• REQUEST 1
Reproduce the passage of the Advent sermon between "But then he" and "were utterly destroyed.", inclusive.

• EXTRACTED TEXT
_ _ _ _
Advent 3C Sermon (2021)

Third Sunday of Advent
Texts: Philippians 4:4-7;
Luke 3:7-18; Zeph 3:14-20

YouTube: https://youtu.be/gPldW_nagzA?t=995

LIVING INTO COURAGEOUS JOY IN A TIME OF WRATH

John the Baptist begins his sermon, “You brood of vipers! Who warned you to flee from the wrath to come?” Not exactly designed to endear himself to his congregation. I can safely say that I’ve never begun my sermon by addressing the people I’m speaking to as a “brood of vipers.”

But then he asks them a question that reveals a lot about their times — and perhaps ours, too. “Who warned you to flee from the wrath to come?” They lived in a time of wrath. John and Jesus, living in first century Palestine under the rule of the Roman Empire, lived in a time of seething anger and resentment that could catch fire at any moment, so to speak, issuing forth in dangerous political violence. As we’ve talked about in recent weeks (see sermons for Proper 28B and Advent 1C) — in connection with our Gospel Readings from Mark 13 and Luke 22, which begin with Jesus prophesying the destruction of the Temple in Jerusalem — this is exactly what finally happened about thirty years later. The Jews rose up in armed rebellion against the Romans and were utterly destroyed.

At the end of today’s Gospel Reading, John the Baptist speaks of a harvest in which the grain is stored away, but the chaff is burned in unquenchable fire. I think that John sees the Messiah, who will be his cousin Jesus, as the one wielding the fire. There’s a good chance that he envisions the Romans as the ones who will be burned up, while the Jews become the harvest of God’s victory. John still believes in sanctioned violence as a solution to violence. But John’s cousin Jesus will come to put the opposite spin on things. It’s those whose anger and wrath yield a violent solution to violence who are playing with fire and will get burned. Jesus, the true Messiah, has come with the only true answer to our problem of violence. He will teach his followers a courageous joy involved when standing against violence with nonviolent means, with things like forgiveness and loving service.

Yes, I said joy. “Rejoice in the Lord always; again I will say, Rejoice,” writes St. Paul. He lived in the very breech of that time, that age of wrath which would consume his Jewish compatriots in a few years-time. On the timeline, he’s right in the middle. He wrote the letter to the Philippians about fifteen years after Jesus’ resurrection on Easter, but also fifteen years before the Jewish people in Palestine would rise up in wrath and be destroyed. Into that dangerous breech, a time truly of “the wrath to come,” he writes these amazing words which we read today. I’d like for us to listen to these short verses again (using my own translation this time), with the context in mind: Paul still very much lives in a time of wrath, when political violence breaks out continually, and he has come to believe in Jesus’s way of nonviolence as the true solution to the problem of violence. Listen again, intermixed with some questions and comments from me:

“Rejoice in the Lord always; again I will say, Rejoice.” Rejoice? Is Paul asking us to keep our heads in the sand? No, because his next words are, “Let your nonviolence be known to all humankind.” In other words, he’s encouraging them to rejoice very much aware that they are also being called to live God’s nonviolent way of peace in the face of so much violence. So he tries to reassure them: “The Lord is near,” he writes. “Be anxious about nothing, but in everything by prayer and supplication with thanksgiving let your requests be made known to God.” Well, that’s the trick, isn’t it? How not to be anxious at a time of wrath? It’s going to take a lot of prayer. And so Paul concludes, “And the peace of God, which surpasses all understanding. . . .” This exactly what we’ve been talking about, right? God’s way of peace ordinarily, without Christ’s help, surpasses our understanding. Finally, “will guard your hearts and your minds in Christ Jesus.” Notice that Paul doesn’t included guarding our bodies. Our bodies will be on the line when going the Way of nonviolence in the face of violence. But God can guard our hearts and minds in Christ Jesus, helping us to live into a courageous joy of knowing that we are part of God’s Way to ultimate peace.
_ _ _ _
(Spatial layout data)
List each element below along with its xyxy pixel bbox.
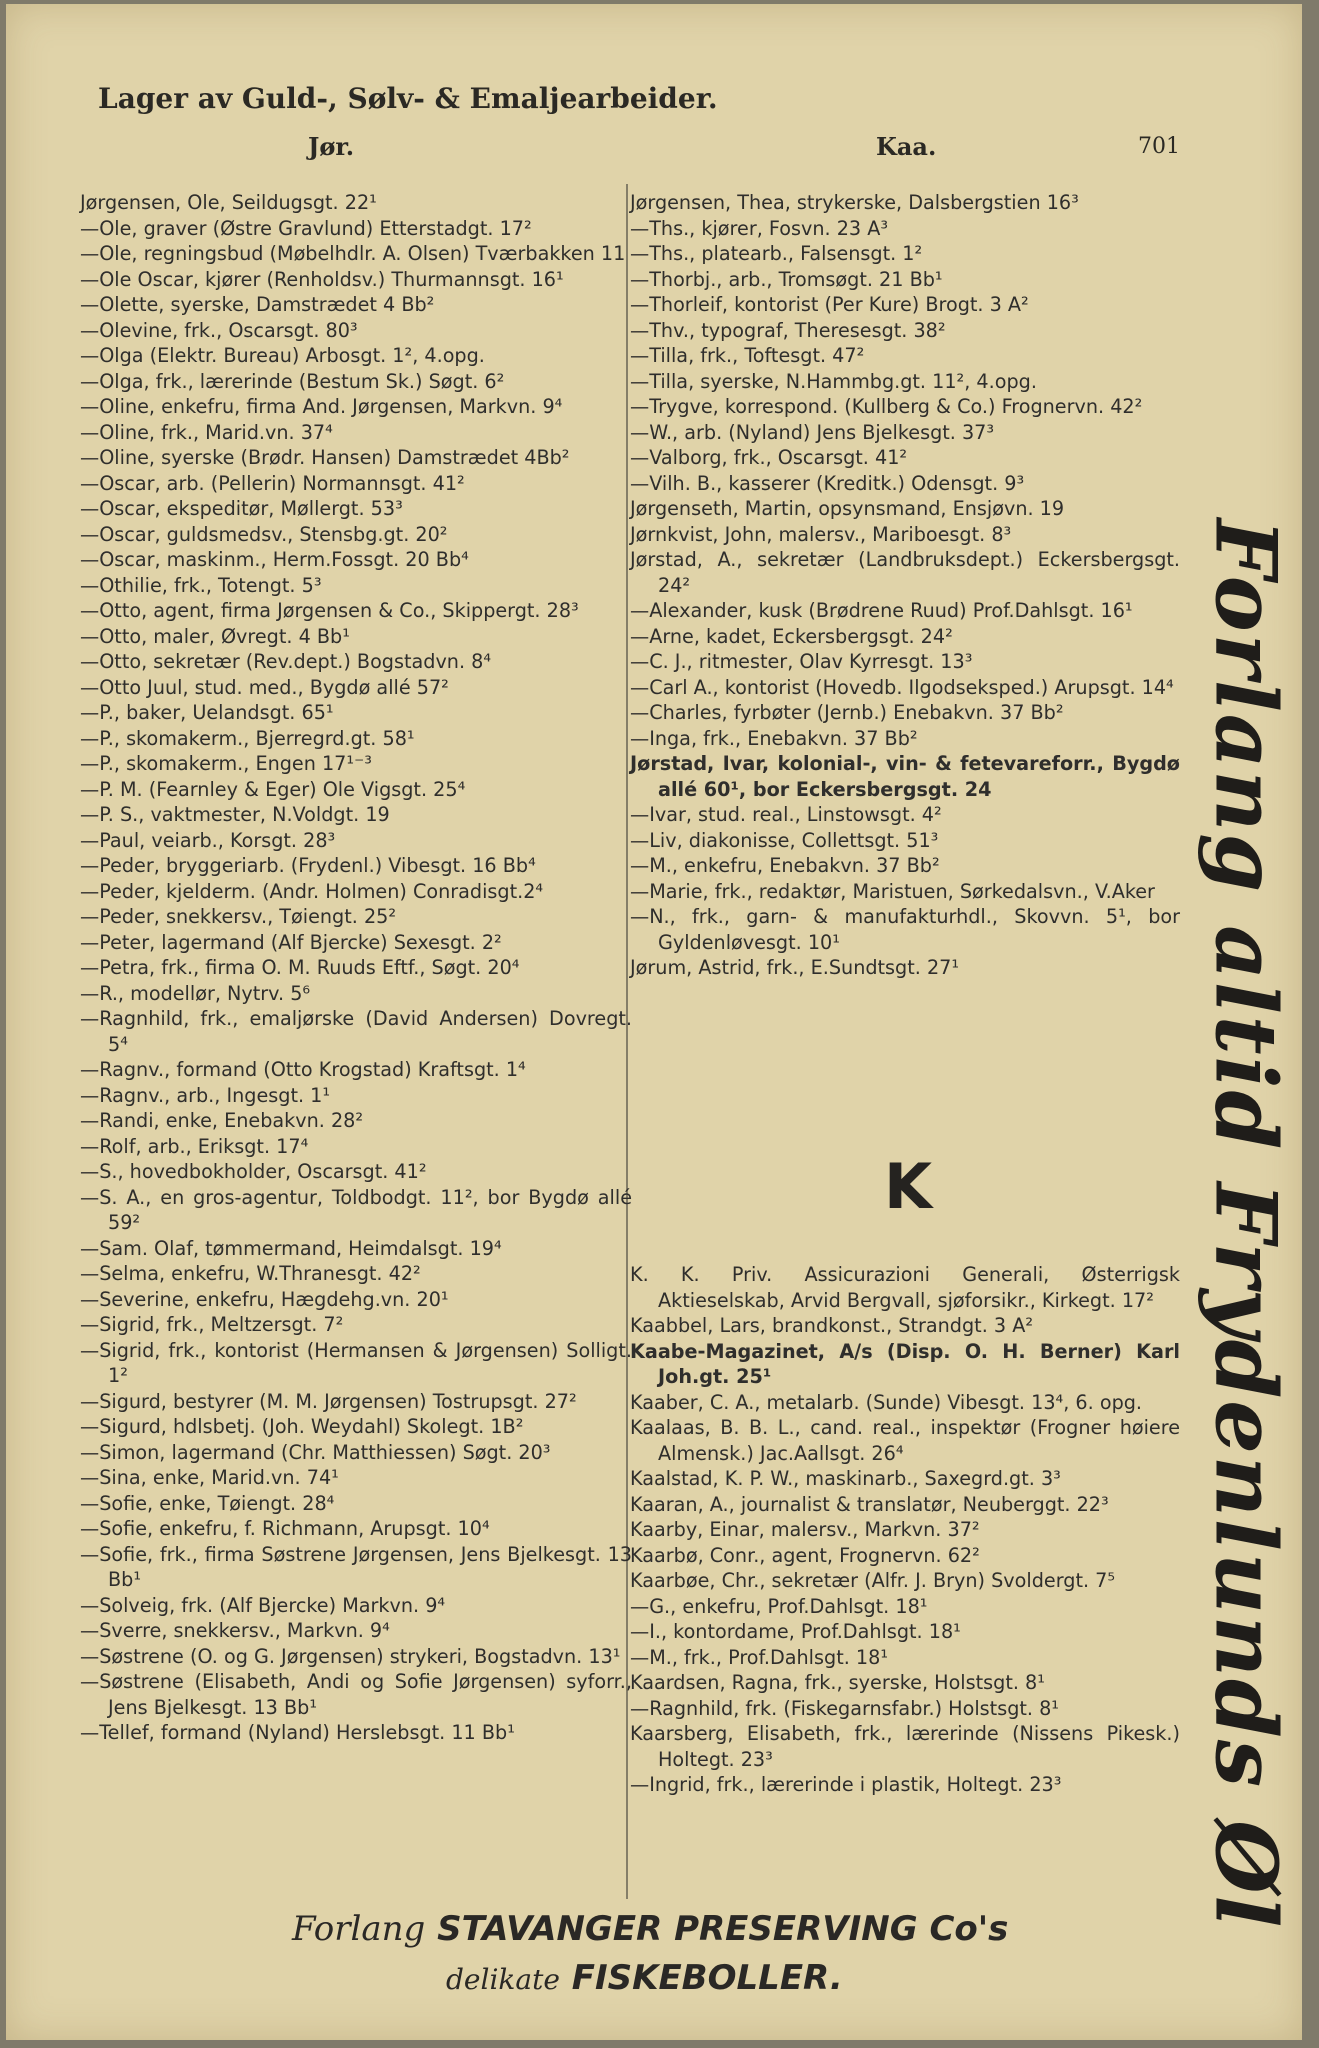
ad-fiskeboller: FISKEBOLLER. xyxy=(571,1958,843,1998)
directory-entry: —Otto Juul, stud. med., Bygdø allé 57² xyxy=(80,675,449,699)
directory-entry: —Thv., typograf, Theresesgt. 38² xyxy=(630,318,946,342)
directory-entry: —Oline, syerske (Brødr. Hansen) Damstrædet 4Bb² xyxy=(80,446,570,469)
directory-entry: —P., baker, Uelandsgt. 65¹ xyxy=(80,701,334,724)
directory-entry: —C. J., ritmester, Olav Kyrresgt. 13³ xyxy=(630,650,973,673)
directory-entry: Kaaber, C. A., metalarb. (Sunde) Vibesgt. 13⁴, 6. opg. xyxy=(630,1390,1143,1414)
directory-entry: —M., frk., Prof.Dahlsgt. 18¹ xyxy=(630,1645,889,1669)
directory-entry: —Oline, enkefru, firma And. Jørgensen, Markvn. 9⁴ xyxy=(80,395,563,418)
directory-entry: —Ragnhild, frk., emaljørske (David Andersen) Dovregt. 5⁴ xyxy=(80,1007,632,1056)
k-section-entries xyxy=(630,1262,1180,1798)
directory-entry: —Sofie, frk., firma Søstrene Jørgensen, Jens Bjelkesgt. 13 Bb¹ xyxy=(80,1542,632,1591)
directory-entry: —Otto, agent, firma Jørgensen & Co., Skippergt. 28³ xyxy=(80,599,579,622)
directory-entry: —Valborg, frk., Oscarsgt. 41² xyxy=(630,446,908,469)
ad-stavanger: STAVANGER PRESERVING Co's xyxy=(437,1909,1009,1949)
directory-entry: —Olga, frk., lærerinde (Bestum Sk.) Søgt. 6² xyxy=(80,369,505,393)
vertical-advertisement xyxy=(1196,518,1296,1930)
directory-entry: —Sina, enke, Marid.vn. 74¹ xyxy=(80,1466,339,1489)
directory-entry: K. K. Priv. Assicurazioni Generali, Østerrigsk Aktieselskab, Arvid Bergvall, sjøforsikr., Kirkegt. 17² xyxy=(630,1263,1180,1312)
directory-entry: Jørstad, Ivar, kolonial-, vin- & fetevareforr., Bygdø allé 60¹, bor Eckersbergsgt. 24 xyxy=(630,752,1180,801)
directory-entry: —Oscar, guldsmedsv., Stensbg.gt. 20² xyxy=(80,522,448,546)
directory-entry: —W., arb. (Nyland) Jens Bjelkesgt. 37³ xyxy=(630,420,995,444)
directory-entry: —M., enkefru, Enebakvn. 37 Bb² xyxy=(630,854,940,877)
directory-entry: —Søstrene (Elisabeth, Andi og Sofie Jørgensen) syforr., Jens Bjelkesgt. 13 Bb¹ xyxy=(80,1670,632,1719)
directory-entry: —Severine, enkefru, Hægdehg.vn. 20¹ xyxy=(80,1287,449,1311)
directory-entry: —Ivar, stud. real., Linstowsgt. 4² xyxy=(630,803,942,826)
directory-entry: —Sigurd, bestyrer (M. M. Jørgensen) Tostrupsgt. 27² xyxy=(80,1389,577,1413)
bottom-advertisement-line2 xyxy=(446,1958,843,1998)
directory-entry: Jørum, Astrid, frk., E.Sundtsgt. 27¹ xyxy=(630,956,960,979)
directory-entry: —S. A., en gros-agentur, Toldbodgt. 11², bor Bygdø allé 59² xyxy=(80,1185,632,1234)
directory-entry: —Charles, fyrbøter (Jernb.) Enebakvn. 37 Bb² xyxy=(630,701,1064,724)
directory-entry: —Carl A., kontorist (Hovedb. Ilgodseksped.) Arupsgt. 14⁴ xyxy=(630,675,1174,699)
directory-entry: —Sigurd, hdlsbetj. (Joh. Weydahl) Skolegt. 1B² xyxy=(80,1415,524,1438)
directory-entry: Kaarby, Einar, malersv., Markvn. 37² xyxy=(630,1518,980,1541)
directory-entry: —Peder, bryggeriarb. (Frydenl.) Vibesgt. 16 Bb⁴ xyxy=(80,854,536,877)
directory-entry: —P. M. (Fearnley & Eger) Ole Vigsgt. 25⁴ xyxy=(80,777,466,801)
directory-entry: —Inga, frk., Enebakvn. 37 Bb² xyxy=(630,726,918,750)
directory-entry: —Sigrid, frk., kontorist (Hermansen & Jørgensen) Solligt. 1² xyxy=(80,1338,632,1387)
directory-entry: —Oscar, maskinm., Herm.Fossgt. 20 Bb⁴ xyxy=(80,548,469,571)
page-number: 701 xyxy=(1138,134,1180,159)
directory-entry: Jørgensen, Ole, Seildugsgt. 22¹ xyxy=(80,191,377,214)
ad-forlang: Forlang xyxy=(292,1909,426,1949)
directory-entry: —Ths., kjører, Fosvn. 23 A³ xyxy=(630,216,889,240)
directory-entry: Kaardsen, Ragna, frk., syerske, Holstsgt. 8¹ xyxy=(630,1671,1045,1694)
directory-entry: —Petra, frk., firma O. M. Ruuds Eftf., Søgt. 20⁴ xyxy=(80,956,520,979)
directory-entry: —R., modellør, Nytrv. 5⁶ xyxy=(80,981,311,1005)
directory-entry: —Ragnv., formand (Otto Krogstad) Kraftsgt. 1⁴ xyxy=(80,1058,526,1081)
directory-entry: Jørnkvist, John, malersv., Mariboesgt. 8³ xyxy=(630,522,1012,546)
directory-entry: —Otto, maler, Øvregt. 4 Bb¹ xyxy=(80,624,350,648)
directory-entry: —Arne, kadet, Eckersbergsgt. 24² xyxy=(630,624,953,648)
directory-entry: —Sofie, enke, Tøiengt. 28⁴ xyxy=(80,1491,335,1515)
directory-entry: —Paul, veiarb., Korsgt. 28³ xyxy=(80,828,336,852)
directory-entry: —Oline, frk., Marid.vn. 37⁴ xyxy=(80,420,333,444)
directory-entry: —Sverre, snekkersv., Markvn. 9⁴ xyxy=(80,1619,390,1642)
directory-entry: —Selma, enkefru, W.Thranesgt. 42² xyxy=(80,1262,421,1285)
directory-entry: Kaabe-Magazinet, A/s (Disp. O. H. Berner) Karl Joh.gt. 25¹ xyxy=(630,1339,1180,1388)
ad-delikate: delikate xyxy=(446,1963,560,1996)
directory-entry: —Ole, regningsbud (Møbelhdlr. A. Olsen) Tværbakken 11 xyxy=(80,242,626,265)
directory-entry: —Sofie, enkefru, f. Richmann, Arupsgt. 10⁴ xyxy=(80,1517,490,1540)
directory-entry: Kaarbø, Conr., agent, Frognervn. 62² xyxy=(630,1543,980,1567)
directory-entry: —Olette, syerske, Damstrædet 4 Bb² xyxy=(80,293,435,316)
directory-entry: —Trygve, korrespond. (Kullberg & Co.) Frognervn. 42² xyxy=(630,395,1143,418)
bottom-advertisement-line1 xyxy=(292,1909,1008,1949)
directory-entry: —P., skomakerm., Engen 17¹⁻³ xyxy=(80,752,372,775)
directory-entry: Jørgensen, Thea, strykerske, Dalsbergstien 16³ xyxy=(630,191,1079,214)
right-column-entries xyxy=(630,190,1180,981)
directory-entry: Kaabbel, Lars, brandkonst., Strandgt. 3 A² xyxy=(630,1314,1034,1337)
directory-entry: —Ths., platearb., Falsensgt. 1² xyxy=(630,242,923,265)
directory-entry: —Otto, sekretær (Rev.dept.) Bogstadvn. 8⁴ xyxy=(80,650,492,673)
directory-entry: —Rolf, arb., Eriksgt. 17⁴ xyxy=(80,1134,309,1158)
directory-entry: Kaarbøe, Chr., sekretær (Alfr. J. Bryn) Svoldergt. 7⁵ xyxy=(630,1569,1116,1592)
left-column-entries xyxy=(80,190,632,1746)
directory-entry: Jørstad, A., sekretær (Landbruksdept.) Eckersbergsgt. 24² xyxy=(630,548,1180,597)
directory-entry: —Simon, lagermand (Chr. Matthiessen) Søgt. 20³ xyxy=(80,1440,551,1464)
left-column-heading: Jør. xyxy=(308,132,355,161)
directory-entry: —Peter, lagermand (Alf Bjercke) Sexesgt. 2² xyxy=(80,930,502,954)
directory-entry: —Vilh. B., kasserer (Kreditk.) Odensgt. 9³ xyxy=(630,471,1025,495)
directory-entry: —Marie, frk., redaktør, Maristuen, Sørkedalsvn., V.Aker xyxy=(630,879,1155,903)
section-letter-k: K xyxy=(884,1150,933,1223)
directory-entry: —Ole Oscar, kjører (Renholdsv.) Thurmannsgt. 16¹ xyxy=(80,267,564,291)
directory-entry: —S., hovedbokholder, Oscarsgt. 41² xyxy=(80,1160,427,1183)
directory-entry: —Ragnv., arb., Ingesgt. 1¹ xyxy=(80,1083,331,1107)
page-header-title: Lager av Guld-, Sølv- & Emaljearbeider. xyxy=(98,82,718,115)
directory-entry: —Thorleif, kontorist (Per Kure) Brogt. 3 A² xyxy=(630,293,1029,316)
directory-entry: —Peder, kjelderm. (Andr. Holmen) Conradisgt.2⁴ xyxy=(80,879,544,903)
directory-entry: —Tilla, frk., Toftesgt. 47² xyxy=(630,344,865,367)
directory-entry: Jørgenseth, Martin, opsynsmand, Ensjøvn. 19 xyxy=(630,497,1065,520)
directory-entry: —Sigrid, frk., Meltzersgt. 7² xyxy=(80,1313,344,1336)
right-column-heading: Kaa. xyxy=(876,132,937,161)
directory-entry: —P., skomakerm., Bjerregrd.gt. 58¹ xyxy=(80,726,415,750)
directory-entry: —Ole, graver (Østre Gravlund) Etterstadgt. 17² xyxy=(80,216,532,240)
directory-entry: —Othilie, frk., Totengt. 5³ xyxy=(80,573,322,597)
directory-entry: —Solveig, frk. (Alf Bjercke) Markvn. 9⁴ xyxy=(80,1593,446,1617)
directory-entry: —Tilla, syerske, N.Hammbg.gt. 11², 4.opg. xyxy=(630,369,1037,393)
directory-entry: —Oscar, arb. (Pellerin) Normannsgt. 41² xyxy=(80,471,465,495)
directory-entry: —Ingrid, frk., lærerinde i plastik, Holtegt. 23³ xyxy=(630,1773,1062,1796)
directory-entry: —Sam. Olaf, tømmermand, Heimdalsgt. 19⁴ xyxy=(80,1236,502,1260)
directory-entry: —Thorbj., arb., Tromsøgt. 21 Bb¹ xyxy=(630,267,943,291)
directory-entry: —Peder, snekkersv., Tøiengt. 25² xyxy=(80,905,397,928)
directory-entry: —Alexander, kusk (Brødrene Ruud) Prof.Dahlsgt. 16¹ xyxy=(630,599,1133,622)
directory-entry: —Liv, diakonisse, Collettsgt. 51³ xyxy=(630,828,939,852)
directory-entry: —Olevine, frk., Oscarsgt. 80³ xyxy=(80,318,358,342)
directory-entry: —Oscar, ekspeditør, Møllergt. 53³ xyxy=(80,497,403,520)
directory-entry: Kaaran, A., journalist & translatør, Neuberggt. 22³ xyxy=(630,1492,1109,1516)
directory-entry: —G., enkefru, Prof.Dahlsgt. 18¹ xyxy=(630,1594,928,1618)
directory-entry: —Olga (Elektr. Bureau) Arbosgt. 1², 4.opg. xyxy=(80,344,485,367)
directory-entry: —Søstrene (O. og G. Jørgensen) strykeri, Bogstadvn. 13¹ xyxy=(80,1644,621,1668)
directory-entry: —N., frk., garn- & manufakturhdl., Skovvn. 5¹, bor Gyldenløvesgt. 10¹ xyxy=(630,905,1180,954)
directory-page xyxy=(6,4,1302,2040)
directory-entry: —I., kontordame, Prof.Dahlsgt. 18¹ xyxy=(630,1620,961,1643)
vertical-advertisement-text: Forlang altid Frydenlunds Øl xyxy=(1196,518,1296,1930)
directory-entry: —P. S., vaktmester, N.Voldgt. 19 xyxy=(80,803,390,826)
directory-entry: —Tellef, formand (Nyland) Herslebsgt. 11 Bb¹ xyxy=(80,1721,515,1744)
directory-entry: Kaalaas, B. B. L., cand. real., inspektør (Frogner høiere Almensk.) Jac.Aallsgt. 26⁴ xyxy=(630,1416,1180,1465)
directory-entry: —Randi, enke, Enebakvn. 28² xyxy=(80,1109,364,1132)
directory-entry: —Ragnhild, frk. (Fiskegarnsfabr.) Holstsgt. 8¹ xyxy=(630,1696,1059,1720)
directory-entry: Kaalstad, K. P. W., maskinarb., Saxegrd.gt. 3³ xyxy=(630,1467,1061,1490)
directory-entry: Kaarsberg, Elisabeth, frk., lærerinde (Nissens Pikesk.) Holtegt. 23³ xyxy=(630,1722,1180,1771)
_ _ _ _
• REQUEST 2
Transcribe the lines of the listing between the line holding "ad-fiskeboller: FISKEBOLLER. xyxy=(571,1958,843,1998)" and the line holding "directory-entry: Kaaber, C.", inclusive.

• COMPLETE OUTPUT 1
But then he asks them a question that reveals a lot about their times — and perhaps ours, too. “Who warned you to flee from the wrath to come?” They lived in a time of wrath. John and Jesus, living in first century Palestine under the rule of the Roman Empire, lived in a time of seething anger and resentment that could catch fire at any moment, so to speak, issuing forth in dangerous political violence. As we’ve talked about in recent weeks (see sermons for Proper 28B and Advent 1C) — in connection with our Gospel Readings from Mark 13 and Luke 22, which begin with Jesus prophesying the destruction of the Temple in Jerusalem — this is exactly what finally happened about thirty years later. The Jews rose up in armed rebellion against the Romans and were utterly destroyed.

• COMPLETE OUTPUT 2
ad-fiskeboller: FISKEBOLLER. xyxy=(571,1958,843,1998)
directory-entry: —Otto Juul, stud. med., Bygdø allé 57² xyxy=(80,675,449,699)
directory-entry: —Thv., typograf, Theresesgt. 38² xyxy=(630,318,946,342)
directory-entry: —Oline, syerske (Brødr. Hansen) Damstrædet 4Bb² xyxy=(80,446,570,469)
directory-entry: —P., baker, Uelandsgt. 65¹ xyxy=(80,701,334,724)
directory-entry: —C. J., ritmester, Olav Kyrresgt. 13³ xyxy=(630,650,973,673)
directory-entry: Kaaber, C. A., metalarb. (Sunde) Vibesgt. 13⁴, 6. opg. xyxy=(630,1390,1143,1414)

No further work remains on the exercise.